> **INSTRUCTIONS FOR THE TASK**:
Quote all of the data below exactly, please.

— START OF PROVIDED RECORDS —

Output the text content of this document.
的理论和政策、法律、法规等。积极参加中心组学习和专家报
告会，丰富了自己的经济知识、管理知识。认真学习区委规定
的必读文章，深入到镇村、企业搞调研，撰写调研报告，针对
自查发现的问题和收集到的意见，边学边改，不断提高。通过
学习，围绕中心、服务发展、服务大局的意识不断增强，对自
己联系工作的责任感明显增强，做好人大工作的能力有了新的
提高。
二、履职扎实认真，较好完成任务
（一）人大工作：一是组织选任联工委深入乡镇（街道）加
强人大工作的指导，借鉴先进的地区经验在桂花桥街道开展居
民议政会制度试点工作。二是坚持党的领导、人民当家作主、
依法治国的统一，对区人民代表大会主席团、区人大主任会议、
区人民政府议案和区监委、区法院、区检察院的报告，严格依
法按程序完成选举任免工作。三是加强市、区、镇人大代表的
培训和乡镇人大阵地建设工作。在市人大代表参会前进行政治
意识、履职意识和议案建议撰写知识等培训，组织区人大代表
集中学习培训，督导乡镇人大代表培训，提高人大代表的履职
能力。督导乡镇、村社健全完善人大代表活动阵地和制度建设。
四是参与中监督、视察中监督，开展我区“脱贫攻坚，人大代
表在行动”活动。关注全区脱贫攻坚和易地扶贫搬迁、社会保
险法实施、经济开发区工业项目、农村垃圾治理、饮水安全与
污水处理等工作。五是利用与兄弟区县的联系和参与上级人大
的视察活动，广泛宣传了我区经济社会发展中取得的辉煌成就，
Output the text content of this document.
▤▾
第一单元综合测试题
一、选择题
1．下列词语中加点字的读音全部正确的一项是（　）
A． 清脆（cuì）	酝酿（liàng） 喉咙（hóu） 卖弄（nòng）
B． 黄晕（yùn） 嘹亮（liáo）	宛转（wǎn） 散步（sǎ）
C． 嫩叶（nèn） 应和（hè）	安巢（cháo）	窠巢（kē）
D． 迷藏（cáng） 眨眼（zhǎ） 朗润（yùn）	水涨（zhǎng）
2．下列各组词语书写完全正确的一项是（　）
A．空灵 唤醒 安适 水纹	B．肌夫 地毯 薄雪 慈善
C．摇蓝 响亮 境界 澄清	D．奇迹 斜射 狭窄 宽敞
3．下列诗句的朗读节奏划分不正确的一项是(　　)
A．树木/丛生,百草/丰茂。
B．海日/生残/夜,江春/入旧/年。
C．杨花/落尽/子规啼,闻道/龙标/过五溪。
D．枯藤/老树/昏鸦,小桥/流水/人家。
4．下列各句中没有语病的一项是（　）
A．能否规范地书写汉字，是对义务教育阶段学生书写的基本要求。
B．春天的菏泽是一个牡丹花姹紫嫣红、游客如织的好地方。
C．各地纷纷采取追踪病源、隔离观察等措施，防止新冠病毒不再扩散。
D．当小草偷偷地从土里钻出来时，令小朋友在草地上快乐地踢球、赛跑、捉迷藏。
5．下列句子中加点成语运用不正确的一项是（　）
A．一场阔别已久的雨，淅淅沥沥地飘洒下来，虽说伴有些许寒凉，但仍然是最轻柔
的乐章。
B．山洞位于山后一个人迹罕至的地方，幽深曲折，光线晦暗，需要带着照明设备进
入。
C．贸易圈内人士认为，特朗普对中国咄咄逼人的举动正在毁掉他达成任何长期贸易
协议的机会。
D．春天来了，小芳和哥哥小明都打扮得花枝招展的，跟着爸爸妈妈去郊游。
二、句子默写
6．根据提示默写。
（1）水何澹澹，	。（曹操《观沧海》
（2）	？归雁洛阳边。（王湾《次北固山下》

— END OF PROVIDED RECORDS —

> **RESPONSE TO THIS EXERCISE**:
Output the text content of this document.
的理论和政策、法律、法规等。积极参加中心组学习和专家报
告会，丰富了自己的经济知识、管理知识。认真学习区委规定
的必读文章，深入到镇村、企业搞调研，撰写调研报告，针对
自查发现的问题和收集到的意见，边学边改，不断提高。通过
学习，围绕中心、服务发展、服务大局的意识不断增强，对自
己联系工作的责任感明显增强，做好人大工作的能力有了新的
提高。
二、履职扎实认真，较好完成任务
（一）人大工作：一是组织选任联工委深入乡镇（街道）加
强人大工作的指导，借鉴先进的地区经验在桂花桥街道开展居
民议政会制度试点工作。二是坚持党的领导、人民当家作主、
依法治国的统一，对区人民代表大会主席团、区人大主任会议、
区人民政府议案和区监委、区法院、区检察院的报告，严格依
法按程序完成选举任免工作。三是加强市、区、镇人大代表的
培训和乡镇人大阵地建设工作。在市人大代表参会前进行政治
意识、履职意识和议案建议撰写知识等培训，组织区人大代表
集中学习培训，督导乡镇人大代表培训，提高人大代表的履职
能力。督导乡镇、村社健全完善人大代表活动阵地和制度建设。
四是参与中监督、视察中监督，开展我区“脱贫攻坚，人大代
表在行动”活动。关注全区脱贫攻坚和易地扶贫搬迁、社会保
险法实施、经济开发区工业项目、农村垃圾治理、饮水安全与
污水处理等工作。五是利用与兄弟区县的联系和参与上级人大
的视察活动，广泛宣传了我区经济社会发展中取得的辉煌成就，
Output the text content of this document.
▤▾
第一单元综合测试题
一、选择题
1．下列词语中加点字的读音全部正确的一项是（　）
A． 清脆（cuì）	酝酿（liàng） 喉咙（hóu） 卖弄（nòng）
B． 黄晕（yùn） 嘹亮（liáo）	宛转（wǎn） 散步（sǎ）
C． 嫩叶（nèn） 应和（hè）	安巢（cháo）	窠巢（kē）
D． 迷藏（cáng） 眨眼（zhǎ） 朗润（yùn）	水涨（zhǎng）
2．下列各组词语书写完全正确的一项是（　）
A．空灵 唤醒 安适 水纹	B．肌夫 地毯 薄雪 慈善
C．摇蓝 响亮 境界 澄清	D．奇迹 斜射 狭窄 宽敞
3．下列诗句的朗读节奏划分不正确的一项是(　　)
A．树木/丛生,百草/丰茂。
B．海日/生残/夜,江春/入旧/年。
C．杨花/落尽/子规啼,闻道/龙标/过五溪。
D．枯藤/老树/昏鸦,小桥/流水/人家。
4．下列各句中没有语病的一项是（　）
A．能否规范地书写汉字，是对义务教育阶段学生书写的基本要求。
B．春天的菏泽是一个牡丹花姹紫嫣红、游客如织的好地方。
C．各地纷纷采取追踪病源、隔离观察等措施，防止新冠病毒不再扩散。
D．当小草偷偷地从土里钻出来时，令小朋友在草地上快乐地踢球、赛跑、捉迷藏。
5．下列句子中加点成语运用不正确的一项是（　）
A．一场阔别已久的雨，淅淅沥沥地飘洒下来，虽说伴有些许寒凉，但仍然是最轻柔
的乐章。
B．山洞位于山后一个人迹罕至的地方，幽深曲折，光线晦暗，需要带着照明设备进
入。
C．贸易圈内人士认为，特朗普对中国咄咄逼人的举动正在毁掉他达成任何长期贸易
协议的机会。
D．春天来了，小芳和哥哥小明都打扮得花枝招展的，跟着爸爸妈妈去郊游。
二、句子默写
6．根据提示默写。
（1）水何澹澹，	。（曹操《观沧海》
（2）	？归雁洛阳边。（王湾《次北固山下》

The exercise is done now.